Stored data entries

-- Start --

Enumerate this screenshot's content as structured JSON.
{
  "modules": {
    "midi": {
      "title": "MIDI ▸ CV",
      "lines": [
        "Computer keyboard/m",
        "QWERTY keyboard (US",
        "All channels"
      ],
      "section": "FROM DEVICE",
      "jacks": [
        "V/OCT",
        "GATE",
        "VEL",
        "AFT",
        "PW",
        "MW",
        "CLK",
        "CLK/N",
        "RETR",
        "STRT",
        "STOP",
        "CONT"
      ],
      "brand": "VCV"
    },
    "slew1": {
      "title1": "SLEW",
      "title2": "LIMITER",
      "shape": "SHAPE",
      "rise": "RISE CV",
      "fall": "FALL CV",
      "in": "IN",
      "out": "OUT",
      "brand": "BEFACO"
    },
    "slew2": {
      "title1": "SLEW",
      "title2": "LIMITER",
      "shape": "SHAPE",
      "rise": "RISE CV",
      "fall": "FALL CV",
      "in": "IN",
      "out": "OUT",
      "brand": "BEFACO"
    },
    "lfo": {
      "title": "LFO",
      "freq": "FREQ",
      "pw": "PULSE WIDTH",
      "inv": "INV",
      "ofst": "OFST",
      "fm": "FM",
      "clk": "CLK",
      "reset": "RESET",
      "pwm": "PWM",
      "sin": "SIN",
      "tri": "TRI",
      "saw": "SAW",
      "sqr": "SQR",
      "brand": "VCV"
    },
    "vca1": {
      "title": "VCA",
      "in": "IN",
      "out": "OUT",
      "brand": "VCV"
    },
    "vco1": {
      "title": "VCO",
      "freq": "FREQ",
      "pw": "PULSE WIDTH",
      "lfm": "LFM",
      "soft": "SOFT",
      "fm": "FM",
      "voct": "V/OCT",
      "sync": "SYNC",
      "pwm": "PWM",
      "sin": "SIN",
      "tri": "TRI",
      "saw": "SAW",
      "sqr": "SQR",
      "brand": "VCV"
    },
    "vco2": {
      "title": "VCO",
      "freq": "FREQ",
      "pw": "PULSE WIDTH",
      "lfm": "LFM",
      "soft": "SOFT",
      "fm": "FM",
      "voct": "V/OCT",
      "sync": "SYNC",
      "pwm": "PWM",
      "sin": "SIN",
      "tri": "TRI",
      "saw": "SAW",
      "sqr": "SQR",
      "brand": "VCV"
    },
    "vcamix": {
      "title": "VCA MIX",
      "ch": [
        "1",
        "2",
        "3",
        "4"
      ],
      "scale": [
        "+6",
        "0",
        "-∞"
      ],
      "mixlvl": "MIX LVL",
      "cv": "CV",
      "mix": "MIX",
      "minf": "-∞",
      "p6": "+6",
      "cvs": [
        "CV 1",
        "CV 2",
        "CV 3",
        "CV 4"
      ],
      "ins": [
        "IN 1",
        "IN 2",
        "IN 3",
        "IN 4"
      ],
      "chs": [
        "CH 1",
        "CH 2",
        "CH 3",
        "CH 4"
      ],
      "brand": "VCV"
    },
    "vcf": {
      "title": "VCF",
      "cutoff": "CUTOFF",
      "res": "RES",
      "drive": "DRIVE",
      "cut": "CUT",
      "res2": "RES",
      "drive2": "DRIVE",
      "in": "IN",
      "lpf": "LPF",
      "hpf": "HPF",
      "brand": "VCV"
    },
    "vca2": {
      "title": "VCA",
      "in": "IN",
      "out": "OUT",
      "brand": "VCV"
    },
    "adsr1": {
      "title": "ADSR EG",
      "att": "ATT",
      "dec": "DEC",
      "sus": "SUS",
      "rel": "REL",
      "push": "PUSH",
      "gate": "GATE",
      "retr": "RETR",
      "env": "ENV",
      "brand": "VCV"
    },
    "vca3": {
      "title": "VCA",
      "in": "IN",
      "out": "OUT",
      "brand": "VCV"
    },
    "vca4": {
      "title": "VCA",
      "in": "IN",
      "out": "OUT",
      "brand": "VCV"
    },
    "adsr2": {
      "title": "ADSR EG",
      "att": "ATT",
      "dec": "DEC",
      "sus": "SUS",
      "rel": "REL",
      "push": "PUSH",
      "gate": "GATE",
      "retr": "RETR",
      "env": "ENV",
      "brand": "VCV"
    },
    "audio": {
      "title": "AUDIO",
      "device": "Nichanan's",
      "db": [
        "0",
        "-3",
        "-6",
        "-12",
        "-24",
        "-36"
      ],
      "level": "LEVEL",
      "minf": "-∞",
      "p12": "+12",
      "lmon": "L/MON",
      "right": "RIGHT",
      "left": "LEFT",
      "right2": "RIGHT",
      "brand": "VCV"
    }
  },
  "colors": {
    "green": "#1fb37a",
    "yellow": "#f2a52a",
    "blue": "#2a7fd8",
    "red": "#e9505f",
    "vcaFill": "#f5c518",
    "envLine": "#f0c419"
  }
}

-- End --

Requirement → Every line above should be written out again exactly as it stands.

Reply to the task →
Enumerate this screenshot's content as structured JSON.
{
  "modules": {
    "midi": {
      "title": "MIDI ▸ CV",
      "lines": [
        "Computer keyboard/m",
        "QWERTY keyboard (US",
        "All channels"
      ],
      "section": "FROM DEVICE",
      "jacks": [
        "V/OCT",
        "GATE",
        "VEL",
        "AFT",
        "PW",
        "MW",
        "CLK",
        "CLK/N",
        "RETR",
        "STRT",
        "STOP",
        "CONT"
      ],
      "brand": "VCV"
    },
    "slew1": {
      "title1": "SLEW",
      "title2": "LIMITER",
      "shape": "SHAPE",
      "rise": "RISE CV",
      "fall": "FALL CV",
      "in": "IN",
      "out": "OUT",
      "brand": "BEFACO"
    },
    "slew2": {
      "title1": "SLEW",
      "title2": "LIMITER",
      "shape": "SHAPE",
      "rise": "RISE CV",
      "fall": "FALL CV",
      "in": "IN",
      "out": "OUT",
      "brand": "BEFACO"
    },
    "lfo": {
      "title": "LFO",
      "freq": "FREQ",
      "pw": "PULSE WIDTH",
      "inv": "INV",
      "ofst": "OFST",
      "fm": "FM",
      "clk": "CLK",
      "reset": "RESET",
      "pwm": "PWM",
      "sin": "SIN",
      "tri": "TRI",
      "saw": "SAW",
      "sqr": "SQR",
      "brand": "VCV"
    },
    "vca1": {
      "title": "VCA",
      "in": "IN",
      "out": "OUT",
      "brand": "VCV"
    },
    "vco1": {
      "title": "VCO",
      "freq": "FREQ",
      "pw": "PULSE WIDTH",
      "lfm": "LFM",
      "soft": "SOFT",
      "fm": "FM",
      "voct": "V/OCT",
      "sync": "SYNC",
      "pwm": "PWM",
      "sin": "SIN",
      "tri": "TRI",
      "saw": "SAW",
      "sqr": "SQR",
      "brand": "VCV"
    },
    "vco2": {
      "title": "VCO",
      "freq": "FREQ",
      "pw": "PULSE WIDTH",
      "lfm": "LFM",
      "soft": "SOFT",
      "fm": "FM",
      "voct": "V/OCT",
      "sync": "SYNC",
      "pwm": "PWM",
      "sin": "SIN",
      "tri": "TRI",
      "saw": "SAW",
      "sqr": "SQR",
      "brand": "VCV"
    },
    "vcamix": {
      "title": "VCA MIX",
      "ch": [
        "1",
        "2",
        "3",
        "4"
      ],
      "scale": [
        "+6",
        "0",
        "-∞"
      ],
      "mixlvl": "MIX LVL",
      "cv": "CV",
      "mix": "MIX",
      "minf": "-∞",
      "p6": "+6",
      "cvs": [
        "CV 1",
        "CV 2",
        "CV 3",
        "CV 4"
      ],
      "ins": [
        "IN 1",
        "IN 2",
        "IN 3",
        "IN 4"
      ],
      "chs": [
        "CH 1",
        "CH 2",
        "CH 3",
        "CH 4"
      ],
      "brand": "VCV"
    },
    "vcf": {
      "title": "VCF",
      "cutoff": "CUTOFF",
      "res": "RES",
      "drive": "DRIVE",
      "cut": "CUT",
      "res2": "RES",
      "drive2": "DRIVE",
      "in": "IN",
      "lpf": "LPF",
      "hpf": "HPF",
      "brand": "VCV"
    },
    "vca2": {
      "title": "VCA",
      "in": "IN",
      "out": "OUT",
      "brand": "VCV"
    },
    "adsr1": {
      "title": "ADSR EG",
      "att": "ATT",
      "dec": "DEC",
      "sus": "SUS",
      "rel": "REL",
      "push": "PUSH",
      "gate": "GATE",
      "retr": "RETR",
      "env": "ENV",
      "brand": "VCV"
    },
    "vca3": {
      "title": "VCA",
      "in": "IN",
      "out": "OUT",
      "brand": "VCV"
    },
    "vca4": {
      "title": "VCA",
      "in": "IN",
      "out": "OUT",
      "brand": "VCV"
    },
    "adsr2": {
      "title": "ADSR EG",
      "att": "ATT",
      "dec": "DEC",
      "sus": "SUS",
      "rel": "REL",
      "push": "PUSH",
      "gate": "GATE",
      "retr": "RETR",
      "env": "ENV",
      "brand": "VCV"
    },
    "audio": {
      "title": "AUDIO",
      "device": "Nichanan's",
      "db": [
        "0",
        "-3",
        "-6",
        "-12",
        "-24",
        "-36"
      ],
      "level": "LEVEL",
      "minf": "-∞",
      "p12": "+12",
      "lmon": "L/MON",
      "right": "RIGHT",
      "left": "LEFT",
      "right2": "RIGHT",
      "brand": "VCV"
    }
  },
  "colors": {
    "green": "#1fb37a",
    "yellow": "#f2a52a",
    "blue": "#2a7fd8",
    "red": "#e9505f",
    "vcaFill": "#f5c518",
    "envLine": "#f0c419"
  }
}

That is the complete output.